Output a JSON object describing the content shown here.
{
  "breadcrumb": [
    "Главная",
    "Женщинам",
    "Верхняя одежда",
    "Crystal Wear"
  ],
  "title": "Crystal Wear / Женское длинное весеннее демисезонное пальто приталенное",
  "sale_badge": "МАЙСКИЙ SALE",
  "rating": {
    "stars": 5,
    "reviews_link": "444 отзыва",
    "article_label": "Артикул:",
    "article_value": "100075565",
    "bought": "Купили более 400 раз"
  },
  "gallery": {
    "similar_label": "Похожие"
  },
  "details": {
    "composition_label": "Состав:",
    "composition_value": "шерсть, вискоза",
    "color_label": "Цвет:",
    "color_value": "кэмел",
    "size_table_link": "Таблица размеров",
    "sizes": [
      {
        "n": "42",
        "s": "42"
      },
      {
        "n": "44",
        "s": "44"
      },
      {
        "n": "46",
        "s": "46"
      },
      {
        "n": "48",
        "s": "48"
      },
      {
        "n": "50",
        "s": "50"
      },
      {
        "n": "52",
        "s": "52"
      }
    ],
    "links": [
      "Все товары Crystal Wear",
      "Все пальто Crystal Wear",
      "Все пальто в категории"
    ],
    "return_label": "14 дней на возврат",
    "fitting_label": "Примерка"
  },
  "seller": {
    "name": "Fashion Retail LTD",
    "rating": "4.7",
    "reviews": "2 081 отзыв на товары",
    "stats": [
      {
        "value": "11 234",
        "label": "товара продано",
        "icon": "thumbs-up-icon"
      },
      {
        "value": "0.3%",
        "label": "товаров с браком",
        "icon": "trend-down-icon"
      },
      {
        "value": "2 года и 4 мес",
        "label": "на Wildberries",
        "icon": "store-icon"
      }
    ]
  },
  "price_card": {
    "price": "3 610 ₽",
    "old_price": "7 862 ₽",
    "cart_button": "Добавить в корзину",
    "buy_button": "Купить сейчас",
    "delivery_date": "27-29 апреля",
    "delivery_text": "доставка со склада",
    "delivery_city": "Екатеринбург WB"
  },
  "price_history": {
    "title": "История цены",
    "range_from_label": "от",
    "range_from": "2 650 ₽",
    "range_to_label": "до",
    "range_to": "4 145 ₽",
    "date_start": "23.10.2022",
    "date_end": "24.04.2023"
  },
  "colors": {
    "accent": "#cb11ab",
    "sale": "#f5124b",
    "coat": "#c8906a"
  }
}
■ ■ ■ ■ ■
Quote each line of the data above exactly as written.

Output a JSON object describing the content shown here.
{
  "breadcrumb": [
    "Главная",
    "Женщинам",
    "Верхняя одежда",
    "Crystal Wear"
  ],
  "title": "Crystal Wear / Женское длинное весеннее демисезонное пальто приталенное",
  "sale_badge": "МАЙСКИЙ SALE",
  "rating": {
    "stars": 5,
    "reviews_link": "444 отзыва",
    "article_label": "Артикул:",
    "article_value": "100075565",
    "bought": "Купили более 400 раз"
  },
  "gallery": {
    "similar_label": "Похожие"
  },
  "details": {
    "composition_label": "Состав:",
    "composition_value": "шерсть, вискоза",
    "color_label": "Цвет:",
    "color_value": "кэмел",
    "size_table_link": "Таблица размеров",
    "sizes": [
      {
        "n": "42",
        "s": "42"
      },
      {
        "n": "44",
        "s": "44"
      },
      {
        "n": "46",
        "s": "46"
      },
      {
        "n": "48",
        "s": "48"
      },
      {
        "n": "50",
        "s": "50"
      },
      {
        "n": "52",
        "s": "52"
      }
    ],
    "links": [
      "Все товары Crystal Wear",
      "Все пальто Crystal Wear",
      "Все пальто в категории"
    ],
    "return_label": "14 дней на возврат",
    "fitting_label": "Примерка"
  },
  "seller": {
    "name": "Fashion Retail LTD",
    "rating": "4.7",
    "reviews": "2 081 отзыв на товары",
    "stats": [
      {
        "value": "11 234",
        "label": "товара продано",
        "icon": "thumbs-up-icon"
      },
      {
        "value": "0.3%",
        "label": "товаров с браком",
        "icon": "trend-down-icon"
      },
      {
        "value": "2 года и 4 мес",
        "label": "на Wildberries",
        "icon": "store-icon"
      }
    ]
  },
  "price_card": {
    "price": "3 610 ₽",
    "old_price": "7 862 ₽",
    "cart_button": "Добавить в корзину",
    "buy_button": "Купить сейчас",
    "delivery_date": "27-29 апреля",
    "delivery_text": "доставка со склада",
    "delivery_city": "Екатеринбург WB"
  },
  "price_history": {
    "title": "История цены",
    "range_from_label": "от",
    "range_from": "2 650 ₽",
    "range_to_label": "до",
    "range_to": "4 145 ₽",
    "date_start": "23.10.2022",
    "date_end": "24.04.2023"
  },
  "colors": {
    "accent": "#cb11ab",
    "sale": "#f5124b",
    "coat": "#c8906a"
  }
}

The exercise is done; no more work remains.